__WHAT IS REQUIRED__. Of all the lines in the material, how many include the word "intake"? Reply with the number alone.

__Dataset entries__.
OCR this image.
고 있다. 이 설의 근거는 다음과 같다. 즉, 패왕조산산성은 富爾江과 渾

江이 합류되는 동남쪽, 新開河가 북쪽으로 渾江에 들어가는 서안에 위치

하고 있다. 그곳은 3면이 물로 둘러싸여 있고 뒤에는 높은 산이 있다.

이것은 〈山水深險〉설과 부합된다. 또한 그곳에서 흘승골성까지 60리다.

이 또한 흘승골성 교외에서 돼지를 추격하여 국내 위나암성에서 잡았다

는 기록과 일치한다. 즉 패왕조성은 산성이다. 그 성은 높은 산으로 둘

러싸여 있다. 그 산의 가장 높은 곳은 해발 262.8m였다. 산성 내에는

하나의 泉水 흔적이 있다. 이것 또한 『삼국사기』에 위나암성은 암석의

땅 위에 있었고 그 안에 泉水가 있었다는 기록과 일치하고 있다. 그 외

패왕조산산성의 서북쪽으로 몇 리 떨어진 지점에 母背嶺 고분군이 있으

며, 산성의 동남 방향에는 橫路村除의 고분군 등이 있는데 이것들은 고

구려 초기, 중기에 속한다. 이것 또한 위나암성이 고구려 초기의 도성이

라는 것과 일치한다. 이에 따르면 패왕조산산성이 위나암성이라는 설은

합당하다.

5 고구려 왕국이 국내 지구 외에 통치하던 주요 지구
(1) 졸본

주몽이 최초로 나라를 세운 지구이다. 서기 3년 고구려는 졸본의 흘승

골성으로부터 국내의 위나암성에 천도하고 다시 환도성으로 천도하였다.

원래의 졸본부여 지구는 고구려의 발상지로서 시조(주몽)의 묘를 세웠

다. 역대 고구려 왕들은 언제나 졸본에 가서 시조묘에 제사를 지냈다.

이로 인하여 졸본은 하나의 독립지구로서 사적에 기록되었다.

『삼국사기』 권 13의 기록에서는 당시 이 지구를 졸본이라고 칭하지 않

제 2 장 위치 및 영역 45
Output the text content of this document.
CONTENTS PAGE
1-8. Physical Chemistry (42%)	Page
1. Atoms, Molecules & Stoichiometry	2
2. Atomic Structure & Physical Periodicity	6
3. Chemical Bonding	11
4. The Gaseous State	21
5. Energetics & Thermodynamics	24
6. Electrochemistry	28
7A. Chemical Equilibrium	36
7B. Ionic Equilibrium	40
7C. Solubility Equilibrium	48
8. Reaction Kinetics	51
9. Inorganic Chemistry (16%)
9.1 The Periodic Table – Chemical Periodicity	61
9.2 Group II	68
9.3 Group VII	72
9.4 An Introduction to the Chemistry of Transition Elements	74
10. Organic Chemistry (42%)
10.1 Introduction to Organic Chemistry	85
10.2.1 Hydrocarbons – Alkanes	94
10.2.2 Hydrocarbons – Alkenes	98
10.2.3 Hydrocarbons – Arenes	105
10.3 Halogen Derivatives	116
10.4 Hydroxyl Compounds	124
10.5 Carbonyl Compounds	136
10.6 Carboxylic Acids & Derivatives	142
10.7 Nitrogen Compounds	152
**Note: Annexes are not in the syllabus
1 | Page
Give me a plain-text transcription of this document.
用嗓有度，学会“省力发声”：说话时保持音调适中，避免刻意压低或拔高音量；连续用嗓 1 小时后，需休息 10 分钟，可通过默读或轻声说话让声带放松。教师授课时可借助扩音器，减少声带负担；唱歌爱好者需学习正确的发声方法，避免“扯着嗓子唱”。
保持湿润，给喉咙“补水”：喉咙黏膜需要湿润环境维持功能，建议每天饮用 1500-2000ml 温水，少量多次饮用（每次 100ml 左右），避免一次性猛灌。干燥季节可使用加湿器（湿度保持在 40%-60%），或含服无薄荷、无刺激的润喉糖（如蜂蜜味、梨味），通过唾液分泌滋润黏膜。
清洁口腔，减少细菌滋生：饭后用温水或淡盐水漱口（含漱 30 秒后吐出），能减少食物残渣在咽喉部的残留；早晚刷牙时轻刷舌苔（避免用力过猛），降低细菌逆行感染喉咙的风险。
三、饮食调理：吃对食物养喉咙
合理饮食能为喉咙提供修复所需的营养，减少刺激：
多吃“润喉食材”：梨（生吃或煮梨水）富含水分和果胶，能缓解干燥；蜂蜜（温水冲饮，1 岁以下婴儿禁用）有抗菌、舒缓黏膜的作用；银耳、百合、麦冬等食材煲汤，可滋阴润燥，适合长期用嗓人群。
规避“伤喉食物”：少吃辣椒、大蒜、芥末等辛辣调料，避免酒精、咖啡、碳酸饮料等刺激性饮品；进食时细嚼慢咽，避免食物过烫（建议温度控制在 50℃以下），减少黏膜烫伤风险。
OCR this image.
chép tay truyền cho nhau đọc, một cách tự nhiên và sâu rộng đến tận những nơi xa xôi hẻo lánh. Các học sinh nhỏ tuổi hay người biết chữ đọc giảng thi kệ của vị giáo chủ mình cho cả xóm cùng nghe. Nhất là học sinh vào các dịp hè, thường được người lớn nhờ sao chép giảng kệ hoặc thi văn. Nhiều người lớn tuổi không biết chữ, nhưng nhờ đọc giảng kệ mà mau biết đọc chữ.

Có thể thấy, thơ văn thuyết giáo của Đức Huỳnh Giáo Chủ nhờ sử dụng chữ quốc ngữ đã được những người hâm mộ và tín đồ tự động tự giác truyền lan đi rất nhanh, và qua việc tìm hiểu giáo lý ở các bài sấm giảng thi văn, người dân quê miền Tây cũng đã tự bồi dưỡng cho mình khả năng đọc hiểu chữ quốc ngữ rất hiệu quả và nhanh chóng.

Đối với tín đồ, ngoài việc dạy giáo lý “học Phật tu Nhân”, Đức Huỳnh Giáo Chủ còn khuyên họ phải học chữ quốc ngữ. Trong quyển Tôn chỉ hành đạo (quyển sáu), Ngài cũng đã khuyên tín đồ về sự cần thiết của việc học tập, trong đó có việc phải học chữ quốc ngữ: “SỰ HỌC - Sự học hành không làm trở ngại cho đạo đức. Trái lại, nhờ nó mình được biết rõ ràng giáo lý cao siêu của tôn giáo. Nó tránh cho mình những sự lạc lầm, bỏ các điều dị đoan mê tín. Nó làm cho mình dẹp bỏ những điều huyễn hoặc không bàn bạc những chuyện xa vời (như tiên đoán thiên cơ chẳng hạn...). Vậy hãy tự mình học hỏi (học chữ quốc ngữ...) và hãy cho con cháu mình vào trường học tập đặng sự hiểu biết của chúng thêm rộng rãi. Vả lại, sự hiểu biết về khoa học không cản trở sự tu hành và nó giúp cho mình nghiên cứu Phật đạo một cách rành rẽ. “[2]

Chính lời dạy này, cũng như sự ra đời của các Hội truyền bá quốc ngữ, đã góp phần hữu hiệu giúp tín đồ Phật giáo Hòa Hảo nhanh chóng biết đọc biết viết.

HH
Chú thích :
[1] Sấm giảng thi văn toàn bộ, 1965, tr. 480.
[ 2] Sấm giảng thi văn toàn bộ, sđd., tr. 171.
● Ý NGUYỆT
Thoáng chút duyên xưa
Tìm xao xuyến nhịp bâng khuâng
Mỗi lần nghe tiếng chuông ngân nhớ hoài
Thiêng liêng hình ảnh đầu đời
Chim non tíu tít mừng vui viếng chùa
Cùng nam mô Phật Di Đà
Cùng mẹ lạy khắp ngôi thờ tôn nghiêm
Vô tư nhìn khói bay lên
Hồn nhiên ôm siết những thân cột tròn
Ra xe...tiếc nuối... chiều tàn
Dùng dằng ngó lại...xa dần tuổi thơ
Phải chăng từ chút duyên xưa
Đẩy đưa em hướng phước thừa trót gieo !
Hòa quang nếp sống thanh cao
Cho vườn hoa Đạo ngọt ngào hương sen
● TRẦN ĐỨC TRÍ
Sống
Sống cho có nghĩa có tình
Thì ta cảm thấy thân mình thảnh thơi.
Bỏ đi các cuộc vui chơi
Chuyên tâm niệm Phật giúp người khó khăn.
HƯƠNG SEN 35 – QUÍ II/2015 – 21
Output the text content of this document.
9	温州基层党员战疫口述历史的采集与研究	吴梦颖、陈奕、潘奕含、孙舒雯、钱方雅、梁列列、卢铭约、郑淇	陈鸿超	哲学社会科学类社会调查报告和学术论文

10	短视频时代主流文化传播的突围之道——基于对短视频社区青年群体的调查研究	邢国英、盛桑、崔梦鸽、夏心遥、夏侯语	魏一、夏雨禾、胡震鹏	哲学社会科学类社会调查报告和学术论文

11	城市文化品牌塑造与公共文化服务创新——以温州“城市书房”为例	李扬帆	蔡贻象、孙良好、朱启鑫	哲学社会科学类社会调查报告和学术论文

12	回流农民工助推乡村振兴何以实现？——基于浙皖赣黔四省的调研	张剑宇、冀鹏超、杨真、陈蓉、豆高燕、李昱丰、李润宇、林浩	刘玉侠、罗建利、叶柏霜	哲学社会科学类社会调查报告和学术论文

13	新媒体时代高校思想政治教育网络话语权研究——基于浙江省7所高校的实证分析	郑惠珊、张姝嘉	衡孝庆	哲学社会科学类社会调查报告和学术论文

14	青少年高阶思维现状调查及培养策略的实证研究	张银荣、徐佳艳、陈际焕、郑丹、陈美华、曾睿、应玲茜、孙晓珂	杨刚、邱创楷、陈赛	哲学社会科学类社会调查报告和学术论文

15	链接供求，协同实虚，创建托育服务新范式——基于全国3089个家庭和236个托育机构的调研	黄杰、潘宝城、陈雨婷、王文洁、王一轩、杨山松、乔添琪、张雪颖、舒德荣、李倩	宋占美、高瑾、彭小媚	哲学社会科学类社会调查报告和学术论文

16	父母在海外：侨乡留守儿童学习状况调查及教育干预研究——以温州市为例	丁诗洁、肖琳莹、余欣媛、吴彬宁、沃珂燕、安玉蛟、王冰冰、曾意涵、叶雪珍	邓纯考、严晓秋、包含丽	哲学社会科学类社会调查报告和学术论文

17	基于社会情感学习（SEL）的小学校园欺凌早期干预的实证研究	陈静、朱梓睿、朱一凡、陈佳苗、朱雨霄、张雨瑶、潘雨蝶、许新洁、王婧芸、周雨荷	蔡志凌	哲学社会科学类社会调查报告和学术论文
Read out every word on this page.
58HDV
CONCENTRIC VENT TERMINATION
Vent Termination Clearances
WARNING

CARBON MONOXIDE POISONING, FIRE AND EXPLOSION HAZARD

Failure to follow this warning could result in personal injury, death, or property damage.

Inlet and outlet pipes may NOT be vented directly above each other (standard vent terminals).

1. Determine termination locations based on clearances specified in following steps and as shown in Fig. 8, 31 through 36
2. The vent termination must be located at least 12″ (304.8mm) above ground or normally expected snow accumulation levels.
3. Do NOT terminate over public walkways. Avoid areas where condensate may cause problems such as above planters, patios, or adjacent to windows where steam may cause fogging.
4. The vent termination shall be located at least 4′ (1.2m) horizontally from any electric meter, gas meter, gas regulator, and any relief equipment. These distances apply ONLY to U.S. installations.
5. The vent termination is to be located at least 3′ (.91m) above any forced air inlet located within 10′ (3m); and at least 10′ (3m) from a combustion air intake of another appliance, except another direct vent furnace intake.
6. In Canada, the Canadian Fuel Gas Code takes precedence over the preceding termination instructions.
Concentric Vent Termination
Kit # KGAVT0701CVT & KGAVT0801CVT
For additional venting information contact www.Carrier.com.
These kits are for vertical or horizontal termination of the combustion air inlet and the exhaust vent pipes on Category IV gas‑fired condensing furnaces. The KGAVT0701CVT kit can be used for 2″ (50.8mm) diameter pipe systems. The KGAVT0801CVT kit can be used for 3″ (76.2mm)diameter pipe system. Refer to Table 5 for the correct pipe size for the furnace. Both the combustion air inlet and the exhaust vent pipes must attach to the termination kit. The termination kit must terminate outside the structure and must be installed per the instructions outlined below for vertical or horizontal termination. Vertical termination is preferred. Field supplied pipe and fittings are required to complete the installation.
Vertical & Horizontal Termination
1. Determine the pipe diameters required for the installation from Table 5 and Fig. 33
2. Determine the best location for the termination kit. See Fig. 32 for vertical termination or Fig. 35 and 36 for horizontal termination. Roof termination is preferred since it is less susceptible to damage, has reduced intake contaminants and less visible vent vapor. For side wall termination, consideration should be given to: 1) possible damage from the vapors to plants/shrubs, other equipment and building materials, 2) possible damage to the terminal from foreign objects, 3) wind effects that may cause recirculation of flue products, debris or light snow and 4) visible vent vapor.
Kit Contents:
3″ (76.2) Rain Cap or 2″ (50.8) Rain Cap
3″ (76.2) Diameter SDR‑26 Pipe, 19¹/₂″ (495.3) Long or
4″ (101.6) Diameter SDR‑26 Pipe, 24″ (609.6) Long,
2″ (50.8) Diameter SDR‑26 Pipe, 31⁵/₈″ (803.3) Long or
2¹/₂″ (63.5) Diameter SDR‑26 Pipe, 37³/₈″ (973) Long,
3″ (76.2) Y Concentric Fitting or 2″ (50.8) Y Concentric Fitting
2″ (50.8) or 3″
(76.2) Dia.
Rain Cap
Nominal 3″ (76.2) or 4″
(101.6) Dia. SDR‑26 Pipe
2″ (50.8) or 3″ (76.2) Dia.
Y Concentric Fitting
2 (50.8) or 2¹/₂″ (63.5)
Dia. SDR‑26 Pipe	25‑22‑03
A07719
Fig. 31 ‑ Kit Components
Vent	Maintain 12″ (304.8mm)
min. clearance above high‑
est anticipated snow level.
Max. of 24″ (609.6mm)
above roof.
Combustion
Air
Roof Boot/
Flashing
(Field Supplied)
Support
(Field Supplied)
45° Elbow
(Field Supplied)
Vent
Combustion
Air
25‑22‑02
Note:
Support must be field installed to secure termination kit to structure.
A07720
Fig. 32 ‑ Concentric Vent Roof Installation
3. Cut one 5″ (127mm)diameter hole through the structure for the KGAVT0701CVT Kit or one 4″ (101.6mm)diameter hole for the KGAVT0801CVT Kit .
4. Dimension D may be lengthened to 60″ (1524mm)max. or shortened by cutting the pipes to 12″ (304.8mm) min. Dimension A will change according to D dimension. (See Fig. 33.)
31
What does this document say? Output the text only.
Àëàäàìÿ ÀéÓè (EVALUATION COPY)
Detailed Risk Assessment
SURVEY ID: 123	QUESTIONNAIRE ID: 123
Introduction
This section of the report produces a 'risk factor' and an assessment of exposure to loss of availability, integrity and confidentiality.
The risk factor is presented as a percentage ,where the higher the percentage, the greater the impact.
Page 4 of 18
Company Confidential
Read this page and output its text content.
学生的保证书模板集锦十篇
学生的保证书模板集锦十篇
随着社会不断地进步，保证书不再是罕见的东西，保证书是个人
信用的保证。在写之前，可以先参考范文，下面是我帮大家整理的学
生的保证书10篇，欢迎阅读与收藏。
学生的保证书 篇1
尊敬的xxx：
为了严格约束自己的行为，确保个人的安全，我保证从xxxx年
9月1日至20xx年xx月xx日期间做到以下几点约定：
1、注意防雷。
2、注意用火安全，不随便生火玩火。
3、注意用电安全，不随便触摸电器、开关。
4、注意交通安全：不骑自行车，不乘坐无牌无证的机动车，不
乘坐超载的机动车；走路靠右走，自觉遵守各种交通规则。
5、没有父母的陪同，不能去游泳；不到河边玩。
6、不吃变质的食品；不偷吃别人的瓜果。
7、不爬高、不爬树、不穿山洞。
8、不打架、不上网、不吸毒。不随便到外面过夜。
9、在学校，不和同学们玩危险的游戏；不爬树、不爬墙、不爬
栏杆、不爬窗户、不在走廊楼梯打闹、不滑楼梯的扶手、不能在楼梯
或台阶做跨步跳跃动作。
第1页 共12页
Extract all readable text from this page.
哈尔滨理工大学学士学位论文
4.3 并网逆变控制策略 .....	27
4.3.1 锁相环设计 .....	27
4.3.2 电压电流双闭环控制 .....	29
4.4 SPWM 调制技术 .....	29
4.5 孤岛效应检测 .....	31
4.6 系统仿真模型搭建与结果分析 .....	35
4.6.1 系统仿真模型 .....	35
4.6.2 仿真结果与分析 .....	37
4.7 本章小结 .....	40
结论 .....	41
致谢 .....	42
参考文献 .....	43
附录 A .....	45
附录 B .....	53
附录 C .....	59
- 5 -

__THE SOLUTION__. 2